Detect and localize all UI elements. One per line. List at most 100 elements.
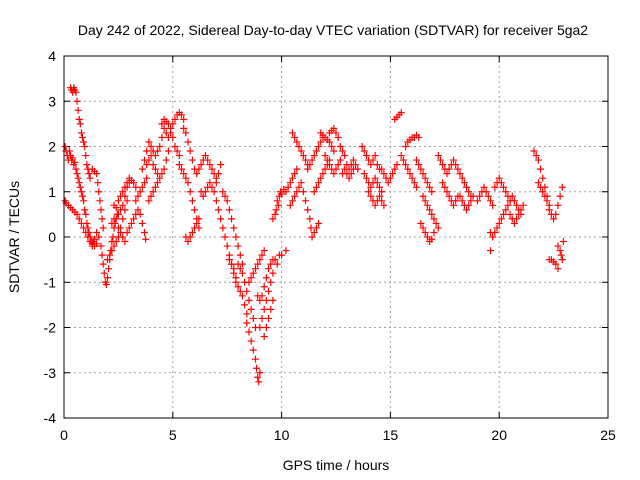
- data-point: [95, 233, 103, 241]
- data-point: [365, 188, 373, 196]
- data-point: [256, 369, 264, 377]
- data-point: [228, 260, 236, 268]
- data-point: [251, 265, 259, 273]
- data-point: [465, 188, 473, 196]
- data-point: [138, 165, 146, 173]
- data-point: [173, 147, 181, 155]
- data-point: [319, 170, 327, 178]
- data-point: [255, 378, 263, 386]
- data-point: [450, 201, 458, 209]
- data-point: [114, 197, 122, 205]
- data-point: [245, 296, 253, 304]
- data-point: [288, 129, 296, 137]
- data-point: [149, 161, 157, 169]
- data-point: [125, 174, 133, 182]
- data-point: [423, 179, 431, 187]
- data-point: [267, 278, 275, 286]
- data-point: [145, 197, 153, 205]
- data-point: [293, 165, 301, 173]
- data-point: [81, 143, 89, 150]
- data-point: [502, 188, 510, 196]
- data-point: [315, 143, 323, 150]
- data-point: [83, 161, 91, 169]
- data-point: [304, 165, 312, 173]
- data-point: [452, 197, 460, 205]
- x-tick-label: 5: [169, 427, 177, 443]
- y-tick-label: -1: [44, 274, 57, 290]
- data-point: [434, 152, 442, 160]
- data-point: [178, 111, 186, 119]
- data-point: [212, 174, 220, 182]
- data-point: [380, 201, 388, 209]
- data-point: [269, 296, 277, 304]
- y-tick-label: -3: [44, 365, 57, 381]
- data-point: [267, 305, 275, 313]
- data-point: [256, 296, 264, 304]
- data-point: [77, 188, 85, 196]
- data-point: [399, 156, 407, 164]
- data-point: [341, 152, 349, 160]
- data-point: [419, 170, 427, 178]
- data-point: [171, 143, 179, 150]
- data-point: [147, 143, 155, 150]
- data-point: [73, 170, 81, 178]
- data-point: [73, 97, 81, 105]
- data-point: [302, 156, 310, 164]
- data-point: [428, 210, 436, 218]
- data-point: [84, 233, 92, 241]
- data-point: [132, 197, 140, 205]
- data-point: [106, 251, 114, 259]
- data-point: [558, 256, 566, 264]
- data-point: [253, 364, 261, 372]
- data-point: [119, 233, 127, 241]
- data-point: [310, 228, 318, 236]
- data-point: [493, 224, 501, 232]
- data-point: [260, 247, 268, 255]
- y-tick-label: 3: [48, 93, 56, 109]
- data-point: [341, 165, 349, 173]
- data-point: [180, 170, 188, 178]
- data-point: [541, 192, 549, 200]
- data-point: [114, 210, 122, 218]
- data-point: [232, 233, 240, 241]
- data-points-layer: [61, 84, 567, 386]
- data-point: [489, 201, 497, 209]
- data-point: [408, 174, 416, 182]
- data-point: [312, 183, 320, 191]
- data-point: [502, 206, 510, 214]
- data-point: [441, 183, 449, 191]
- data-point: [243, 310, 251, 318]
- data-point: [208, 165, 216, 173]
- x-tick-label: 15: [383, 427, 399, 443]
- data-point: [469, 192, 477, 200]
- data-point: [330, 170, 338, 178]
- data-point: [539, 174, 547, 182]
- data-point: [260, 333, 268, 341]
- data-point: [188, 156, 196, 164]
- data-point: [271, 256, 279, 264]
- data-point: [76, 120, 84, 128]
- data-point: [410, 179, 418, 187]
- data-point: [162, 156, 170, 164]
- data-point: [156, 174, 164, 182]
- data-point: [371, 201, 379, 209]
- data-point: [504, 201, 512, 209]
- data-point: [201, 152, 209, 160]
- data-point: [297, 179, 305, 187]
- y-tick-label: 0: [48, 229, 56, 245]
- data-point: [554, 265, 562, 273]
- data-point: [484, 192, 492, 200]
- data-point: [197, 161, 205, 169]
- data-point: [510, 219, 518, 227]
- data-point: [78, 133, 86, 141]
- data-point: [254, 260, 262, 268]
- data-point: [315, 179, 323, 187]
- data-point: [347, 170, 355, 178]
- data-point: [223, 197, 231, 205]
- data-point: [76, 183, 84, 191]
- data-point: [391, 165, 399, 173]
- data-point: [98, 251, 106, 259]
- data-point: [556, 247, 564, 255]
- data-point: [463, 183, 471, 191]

★ ★ ★ ★ ★ ★ ★

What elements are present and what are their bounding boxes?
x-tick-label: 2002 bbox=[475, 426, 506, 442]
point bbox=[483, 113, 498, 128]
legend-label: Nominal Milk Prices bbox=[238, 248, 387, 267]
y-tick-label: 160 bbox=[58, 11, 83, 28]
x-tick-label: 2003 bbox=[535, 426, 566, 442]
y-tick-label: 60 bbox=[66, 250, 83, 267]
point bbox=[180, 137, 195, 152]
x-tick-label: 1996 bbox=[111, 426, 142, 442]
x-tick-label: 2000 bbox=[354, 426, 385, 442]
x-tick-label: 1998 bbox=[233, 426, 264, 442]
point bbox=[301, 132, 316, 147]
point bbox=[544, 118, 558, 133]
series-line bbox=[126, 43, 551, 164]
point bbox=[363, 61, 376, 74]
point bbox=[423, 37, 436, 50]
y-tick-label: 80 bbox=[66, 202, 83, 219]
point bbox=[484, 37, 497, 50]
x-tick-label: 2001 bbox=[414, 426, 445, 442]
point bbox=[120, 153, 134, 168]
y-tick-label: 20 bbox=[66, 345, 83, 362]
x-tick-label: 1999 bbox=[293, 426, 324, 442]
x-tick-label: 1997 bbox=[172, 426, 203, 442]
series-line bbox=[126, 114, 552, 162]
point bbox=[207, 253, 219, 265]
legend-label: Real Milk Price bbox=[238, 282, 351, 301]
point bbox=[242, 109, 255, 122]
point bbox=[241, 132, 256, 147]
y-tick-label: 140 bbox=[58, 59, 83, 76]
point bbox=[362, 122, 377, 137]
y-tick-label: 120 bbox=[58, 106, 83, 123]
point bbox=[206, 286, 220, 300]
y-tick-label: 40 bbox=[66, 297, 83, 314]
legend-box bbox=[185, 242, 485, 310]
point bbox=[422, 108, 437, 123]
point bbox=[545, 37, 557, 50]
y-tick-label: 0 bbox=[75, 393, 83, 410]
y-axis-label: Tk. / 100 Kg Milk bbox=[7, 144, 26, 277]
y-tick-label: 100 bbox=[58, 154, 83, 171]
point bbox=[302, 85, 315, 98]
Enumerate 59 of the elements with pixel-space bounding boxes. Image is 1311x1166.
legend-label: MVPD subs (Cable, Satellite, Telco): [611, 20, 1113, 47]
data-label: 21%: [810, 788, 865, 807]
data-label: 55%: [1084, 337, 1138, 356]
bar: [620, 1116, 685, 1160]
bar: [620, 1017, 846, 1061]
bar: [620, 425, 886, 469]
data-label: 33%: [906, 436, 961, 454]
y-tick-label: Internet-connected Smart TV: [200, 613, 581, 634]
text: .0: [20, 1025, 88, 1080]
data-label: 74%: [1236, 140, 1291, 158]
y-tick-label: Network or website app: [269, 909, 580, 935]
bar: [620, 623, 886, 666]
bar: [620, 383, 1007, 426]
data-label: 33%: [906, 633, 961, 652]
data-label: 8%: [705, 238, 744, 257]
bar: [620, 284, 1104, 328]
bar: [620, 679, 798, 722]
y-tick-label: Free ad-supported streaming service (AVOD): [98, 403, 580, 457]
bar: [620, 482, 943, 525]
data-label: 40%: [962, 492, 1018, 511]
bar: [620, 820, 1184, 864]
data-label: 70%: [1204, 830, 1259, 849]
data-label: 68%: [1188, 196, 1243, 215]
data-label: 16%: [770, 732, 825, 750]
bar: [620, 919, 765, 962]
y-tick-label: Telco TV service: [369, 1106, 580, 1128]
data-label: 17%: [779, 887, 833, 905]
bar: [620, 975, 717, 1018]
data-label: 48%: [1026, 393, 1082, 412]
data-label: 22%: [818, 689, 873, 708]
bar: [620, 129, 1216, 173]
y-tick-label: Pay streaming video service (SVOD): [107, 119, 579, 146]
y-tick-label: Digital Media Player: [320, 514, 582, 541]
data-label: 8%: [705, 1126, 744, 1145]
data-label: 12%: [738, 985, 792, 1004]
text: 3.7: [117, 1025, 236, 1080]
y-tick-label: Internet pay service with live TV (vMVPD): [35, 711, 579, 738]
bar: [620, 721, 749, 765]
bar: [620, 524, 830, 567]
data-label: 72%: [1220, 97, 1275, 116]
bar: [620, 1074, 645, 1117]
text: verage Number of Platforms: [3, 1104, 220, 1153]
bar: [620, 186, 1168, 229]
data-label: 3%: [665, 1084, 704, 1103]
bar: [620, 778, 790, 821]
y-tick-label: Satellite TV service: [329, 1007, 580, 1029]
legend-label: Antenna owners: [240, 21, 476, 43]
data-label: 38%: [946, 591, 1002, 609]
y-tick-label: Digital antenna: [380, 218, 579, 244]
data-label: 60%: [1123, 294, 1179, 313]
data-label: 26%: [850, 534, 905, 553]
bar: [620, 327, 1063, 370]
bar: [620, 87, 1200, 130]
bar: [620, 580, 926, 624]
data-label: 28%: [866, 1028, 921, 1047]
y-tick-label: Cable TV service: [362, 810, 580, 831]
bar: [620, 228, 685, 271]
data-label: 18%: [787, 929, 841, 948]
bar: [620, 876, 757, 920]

★ ★ ★ ★ ★ ★ ★

* [Set exercise]: Reproduce the records character for character, starting with the line that contains "- data-point: [95, 233, 103, 241]" and ending with the line that contains "- data-point: [256, 296, 264, 304]", with both of those lines included.

* [Solution to this problem]:
- data-point: [95, 233, 103, 241]
- data-point: [365, 188, 373, 196]
- data-point: [256, 369, 264, 377]
- data-point: [228, 260, 236, 268]
- data-point: [251, 265, 259, 273]
- data-point: [465, 188, 473, 196]
- data-point: [138, 165, 146, 173]
- data-point: [173, 147, 181, 155]
- data-point: [319, 170, 327, 178]
- data-point: [255, 378, 263, 386]
- data-point: [450, 201, 458, 209]
- data-point: [114, 197, 122, 205]
- data-point: [245, 296, 253, 304]
- data-point: [288, 129, 296, 137]
- data-point: [149, 161, 157, 169]
- data-point: [125, 174, 133, 182]
- data-point: [423, 179, 431, 187]
- data-point: [267, 278, 275, 286]
- data-point: [145, 197, 153, 205]
- data-point: [293, 165, 301, 173]
- data-point: [81, 143, 89, 150]
- data-point: [502, 188, 510, 196]
- data-point: [315, 143, 323, 150]
- data-point: [83, 161, 91, 169]
- data-point: [304, 165, 312, 173]
- data-point: [452, 197, 460, 205]
- x-tick-label: 5: [169, 427, 177, 443]
- y-tick-label: -1: [44, 274, 57, 290]
- data-point: [434, 152, 442, 160]
- data-point: [178, 111, 186, 119]
- data-point: [212, 174, 220, 182]
- data-point: [380, 201, 388, 209]
- data-point: [269, 296, 277, 304]
- y-tick-label: -3: [44, 365, 57, 381]
- data-point: [267, 305, 275, 313]
- data-point: [256, 296, 264, 304]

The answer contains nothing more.